- **EXERCISE MATERIALS**
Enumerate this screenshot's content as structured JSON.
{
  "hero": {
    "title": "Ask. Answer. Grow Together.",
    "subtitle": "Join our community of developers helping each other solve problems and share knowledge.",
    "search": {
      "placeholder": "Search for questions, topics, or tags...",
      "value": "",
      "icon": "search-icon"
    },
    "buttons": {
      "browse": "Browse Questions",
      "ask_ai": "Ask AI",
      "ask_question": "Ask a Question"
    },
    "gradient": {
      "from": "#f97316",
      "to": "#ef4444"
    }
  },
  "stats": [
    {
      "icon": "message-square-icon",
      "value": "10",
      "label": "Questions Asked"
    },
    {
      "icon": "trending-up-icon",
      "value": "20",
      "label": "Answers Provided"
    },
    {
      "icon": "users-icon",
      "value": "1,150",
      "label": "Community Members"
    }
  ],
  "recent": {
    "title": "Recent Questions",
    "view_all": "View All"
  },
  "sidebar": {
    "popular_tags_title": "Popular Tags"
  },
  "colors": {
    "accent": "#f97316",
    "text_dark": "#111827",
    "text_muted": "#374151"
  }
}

- **GIVEN TASK**
Transcribe the data above in full, exactly.

- **SOLUTION BELOW**
Enumerate this screenshot's content as structured JSON.
{
  "hero": {
    "title": "Ask. Answer. Grow Together.",
    "subtitle": "Join our community of developers helping each other solve problems and share knowledge.",
    "search": {
      "placeholder": "Search for questions, topics, or tags...",
      "value": "",
      "icon": "search-icon"
    },
    "buttons": {
      "browse": "Browse Questions",
      "ask_ai": "Ask AI",
      "ask_question": "Ask a Question"
    },
    "gradient": {
      "from": "#f97316",
      "to": "#ef4444"
    }
  },
  "stats": [
    {
      "icon": "message-square-icon",
      "value": "10",
      "label": "Questions Asked"
    },
    {
      "icon": "trending-up-icon",
      "value": "20",
      "label": "Answers Provided"
    },
    {
      "icon": "users-icon",
      "value": "1,150",
      "label": "Community Members"
    }
  ],
  "recent": {
    "title": "Recent Questions",
    "view_all": "View All"
  },
  "sidebar": {
    "popular_tags_title": "Popular Tags"
  },
  "colors": {
    "accent": "#f97316",
    "text_dark": "#111827",
    "text_muted": "#374151"
  }
}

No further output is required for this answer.